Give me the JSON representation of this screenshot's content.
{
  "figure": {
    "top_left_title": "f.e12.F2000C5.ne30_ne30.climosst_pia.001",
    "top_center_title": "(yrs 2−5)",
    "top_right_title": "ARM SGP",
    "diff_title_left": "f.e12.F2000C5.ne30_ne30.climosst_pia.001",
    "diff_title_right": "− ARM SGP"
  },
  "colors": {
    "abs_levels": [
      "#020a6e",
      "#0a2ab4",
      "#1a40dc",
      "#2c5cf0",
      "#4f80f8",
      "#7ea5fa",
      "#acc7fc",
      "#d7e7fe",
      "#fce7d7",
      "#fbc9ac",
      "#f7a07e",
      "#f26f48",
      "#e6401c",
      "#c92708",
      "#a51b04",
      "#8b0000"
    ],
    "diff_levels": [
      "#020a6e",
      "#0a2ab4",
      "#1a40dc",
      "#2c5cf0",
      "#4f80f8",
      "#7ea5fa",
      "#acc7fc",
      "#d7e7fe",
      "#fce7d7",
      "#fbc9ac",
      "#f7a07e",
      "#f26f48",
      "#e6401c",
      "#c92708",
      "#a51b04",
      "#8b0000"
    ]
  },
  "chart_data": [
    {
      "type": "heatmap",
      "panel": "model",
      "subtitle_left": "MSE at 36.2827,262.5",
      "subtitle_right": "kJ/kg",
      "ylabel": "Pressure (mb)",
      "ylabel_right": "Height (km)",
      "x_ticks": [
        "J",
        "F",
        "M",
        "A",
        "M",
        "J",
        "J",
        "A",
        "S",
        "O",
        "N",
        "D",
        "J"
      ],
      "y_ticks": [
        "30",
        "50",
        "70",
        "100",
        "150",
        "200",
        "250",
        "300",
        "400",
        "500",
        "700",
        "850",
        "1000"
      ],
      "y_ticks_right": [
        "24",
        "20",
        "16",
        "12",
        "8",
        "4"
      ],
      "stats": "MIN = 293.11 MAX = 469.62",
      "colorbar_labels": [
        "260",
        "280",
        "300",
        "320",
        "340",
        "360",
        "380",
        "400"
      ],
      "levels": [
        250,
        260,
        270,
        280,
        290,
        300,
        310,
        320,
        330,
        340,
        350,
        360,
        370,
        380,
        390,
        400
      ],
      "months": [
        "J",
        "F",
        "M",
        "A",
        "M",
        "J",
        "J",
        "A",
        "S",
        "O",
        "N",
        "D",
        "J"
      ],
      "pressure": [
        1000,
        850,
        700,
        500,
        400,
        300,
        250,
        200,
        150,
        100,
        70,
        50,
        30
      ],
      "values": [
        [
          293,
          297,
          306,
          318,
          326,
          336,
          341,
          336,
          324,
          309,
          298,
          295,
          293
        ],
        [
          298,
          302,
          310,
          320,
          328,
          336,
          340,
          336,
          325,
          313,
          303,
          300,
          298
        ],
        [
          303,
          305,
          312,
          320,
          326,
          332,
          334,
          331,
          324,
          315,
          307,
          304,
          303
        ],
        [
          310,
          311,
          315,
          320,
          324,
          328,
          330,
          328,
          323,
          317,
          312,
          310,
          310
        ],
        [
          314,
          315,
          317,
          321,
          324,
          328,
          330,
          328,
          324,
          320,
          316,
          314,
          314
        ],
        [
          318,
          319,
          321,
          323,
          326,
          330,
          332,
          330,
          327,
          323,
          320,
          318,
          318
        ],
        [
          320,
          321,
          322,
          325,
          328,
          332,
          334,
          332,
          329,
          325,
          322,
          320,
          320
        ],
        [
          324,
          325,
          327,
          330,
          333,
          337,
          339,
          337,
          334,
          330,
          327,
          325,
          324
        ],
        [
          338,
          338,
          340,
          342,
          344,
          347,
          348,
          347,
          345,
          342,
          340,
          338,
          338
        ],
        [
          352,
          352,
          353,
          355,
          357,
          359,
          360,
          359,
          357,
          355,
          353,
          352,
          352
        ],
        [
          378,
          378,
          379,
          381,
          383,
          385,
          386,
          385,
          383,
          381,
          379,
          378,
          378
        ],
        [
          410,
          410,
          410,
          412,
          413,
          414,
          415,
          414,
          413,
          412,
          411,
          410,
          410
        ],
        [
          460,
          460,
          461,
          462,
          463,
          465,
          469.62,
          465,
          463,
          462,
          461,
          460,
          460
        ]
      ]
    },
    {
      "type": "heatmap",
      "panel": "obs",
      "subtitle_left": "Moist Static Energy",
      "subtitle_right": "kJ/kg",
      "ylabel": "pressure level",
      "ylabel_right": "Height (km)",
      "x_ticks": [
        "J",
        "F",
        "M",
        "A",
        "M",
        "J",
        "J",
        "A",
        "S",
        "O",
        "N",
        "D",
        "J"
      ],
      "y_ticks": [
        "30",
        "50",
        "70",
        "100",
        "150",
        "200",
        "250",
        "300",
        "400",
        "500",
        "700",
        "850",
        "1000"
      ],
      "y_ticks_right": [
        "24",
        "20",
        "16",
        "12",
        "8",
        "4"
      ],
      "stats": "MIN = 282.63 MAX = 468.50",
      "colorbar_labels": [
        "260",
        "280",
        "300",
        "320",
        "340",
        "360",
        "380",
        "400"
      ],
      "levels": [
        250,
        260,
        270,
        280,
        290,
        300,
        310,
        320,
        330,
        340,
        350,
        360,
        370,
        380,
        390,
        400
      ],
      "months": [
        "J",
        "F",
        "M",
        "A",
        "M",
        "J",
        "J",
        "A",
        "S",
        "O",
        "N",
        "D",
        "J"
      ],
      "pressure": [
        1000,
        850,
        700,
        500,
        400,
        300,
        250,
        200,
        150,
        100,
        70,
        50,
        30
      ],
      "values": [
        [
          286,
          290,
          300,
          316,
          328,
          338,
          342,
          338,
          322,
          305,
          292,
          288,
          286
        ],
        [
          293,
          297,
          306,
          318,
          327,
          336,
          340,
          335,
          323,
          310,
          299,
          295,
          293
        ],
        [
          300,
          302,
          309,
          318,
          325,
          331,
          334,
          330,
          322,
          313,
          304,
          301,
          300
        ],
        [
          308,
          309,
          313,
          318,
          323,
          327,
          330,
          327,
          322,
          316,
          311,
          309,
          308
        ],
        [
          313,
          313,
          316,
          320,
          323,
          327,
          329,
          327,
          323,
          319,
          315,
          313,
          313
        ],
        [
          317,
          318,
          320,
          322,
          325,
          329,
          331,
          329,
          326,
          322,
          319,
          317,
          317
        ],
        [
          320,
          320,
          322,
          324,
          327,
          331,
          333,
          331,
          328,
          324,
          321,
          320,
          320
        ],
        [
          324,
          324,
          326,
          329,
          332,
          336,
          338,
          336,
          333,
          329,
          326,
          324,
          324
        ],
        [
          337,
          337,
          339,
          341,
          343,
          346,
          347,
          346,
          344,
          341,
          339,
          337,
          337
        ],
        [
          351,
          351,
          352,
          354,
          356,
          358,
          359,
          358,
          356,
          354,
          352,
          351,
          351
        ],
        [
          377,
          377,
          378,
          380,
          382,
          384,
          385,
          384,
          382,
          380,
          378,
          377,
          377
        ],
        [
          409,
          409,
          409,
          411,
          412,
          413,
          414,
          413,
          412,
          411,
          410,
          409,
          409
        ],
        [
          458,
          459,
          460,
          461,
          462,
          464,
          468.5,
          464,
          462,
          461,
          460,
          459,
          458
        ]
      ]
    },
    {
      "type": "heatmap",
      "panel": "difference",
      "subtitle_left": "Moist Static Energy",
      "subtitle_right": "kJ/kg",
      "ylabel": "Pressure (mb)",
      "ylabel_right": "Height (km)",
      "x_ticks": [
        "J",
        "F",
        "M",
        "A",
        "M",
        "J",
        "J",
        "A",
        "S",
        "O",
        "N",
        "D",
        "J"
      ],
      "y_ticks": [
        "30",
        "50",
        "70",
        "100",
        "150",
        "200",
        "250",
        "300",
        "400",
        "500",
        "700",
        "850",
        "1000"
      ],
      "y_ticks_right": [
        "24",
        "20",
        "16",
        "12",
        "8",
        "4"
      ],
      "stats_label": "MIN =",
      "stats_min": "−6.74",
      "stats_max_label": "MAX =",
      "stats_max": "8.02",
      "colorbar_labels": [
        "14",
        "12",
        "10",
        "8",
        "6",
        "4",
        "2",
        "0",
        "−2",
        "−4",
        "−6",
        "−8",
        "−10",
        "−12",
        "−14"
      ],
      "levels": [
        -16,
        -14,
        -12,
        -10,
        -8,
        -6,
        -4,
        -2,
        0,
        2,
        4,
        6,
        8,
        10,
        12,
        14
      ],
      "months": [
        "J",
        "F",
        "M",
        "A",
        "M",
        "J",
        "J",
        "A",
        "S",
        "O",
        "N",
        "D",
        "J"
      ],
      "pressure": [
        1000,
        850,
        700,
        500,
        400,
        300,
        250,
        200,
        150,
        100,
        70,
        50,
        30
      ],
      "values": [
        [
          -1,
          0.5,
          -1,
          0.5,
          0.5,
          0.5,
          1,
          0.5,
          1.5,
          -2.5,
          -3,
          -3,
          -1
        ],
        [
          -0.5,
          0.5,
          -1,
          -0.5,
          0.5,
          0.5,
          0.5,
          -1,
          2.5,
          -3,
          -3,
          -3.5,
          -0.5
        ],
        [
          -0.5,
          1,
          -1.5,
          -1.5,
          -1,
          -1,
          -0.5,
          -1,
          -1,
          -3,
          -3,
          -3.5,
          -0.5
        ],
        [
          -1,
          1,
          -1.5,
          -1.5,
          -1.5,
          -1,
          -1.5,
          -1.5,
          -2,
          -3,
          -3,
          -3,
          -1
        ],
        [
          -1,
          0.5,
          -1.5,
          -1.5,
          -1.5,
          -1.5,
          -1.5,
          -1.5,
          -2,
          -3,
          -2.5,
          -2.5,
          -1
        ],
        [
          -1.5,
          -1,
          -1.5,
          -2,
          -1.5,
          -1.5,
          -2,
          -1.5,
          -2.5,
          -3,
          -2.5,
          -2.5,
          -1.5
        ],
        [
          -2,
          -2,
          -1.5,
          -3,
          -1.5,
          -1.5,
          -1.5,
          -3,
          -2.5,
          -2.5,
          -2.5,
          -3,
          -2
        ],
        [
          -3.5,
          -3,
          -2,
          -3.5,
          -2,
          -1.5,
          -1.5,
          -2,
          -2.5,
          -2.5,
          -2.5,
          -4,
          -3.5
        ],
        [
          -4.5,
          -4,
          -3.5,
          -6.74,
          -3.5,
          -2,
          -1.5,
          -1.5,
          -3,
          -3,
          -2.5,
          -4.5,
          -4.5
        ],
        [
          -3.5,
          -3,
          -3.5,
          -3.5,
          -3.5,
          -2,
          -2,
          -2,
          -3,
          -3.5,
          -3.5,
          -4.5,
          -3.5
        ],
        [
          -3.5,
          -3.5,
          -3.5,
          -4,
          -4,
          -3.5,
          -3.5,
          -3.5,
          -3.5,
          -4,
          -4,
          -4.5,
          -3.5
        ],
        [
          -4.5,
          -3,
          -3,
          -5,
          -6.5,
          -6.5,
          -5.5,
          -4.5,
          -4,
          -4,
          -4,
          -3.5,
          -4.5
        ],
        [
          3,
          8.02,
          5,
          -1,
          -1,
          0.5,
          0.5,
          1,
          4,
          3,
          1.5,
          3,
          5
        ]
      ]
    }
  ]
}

▸ Do this
Read the entries and select each line where the word "panel" is found.

▸ Answer below
      "panel": "model",
      "panel": "obs",
      "panel": "difference",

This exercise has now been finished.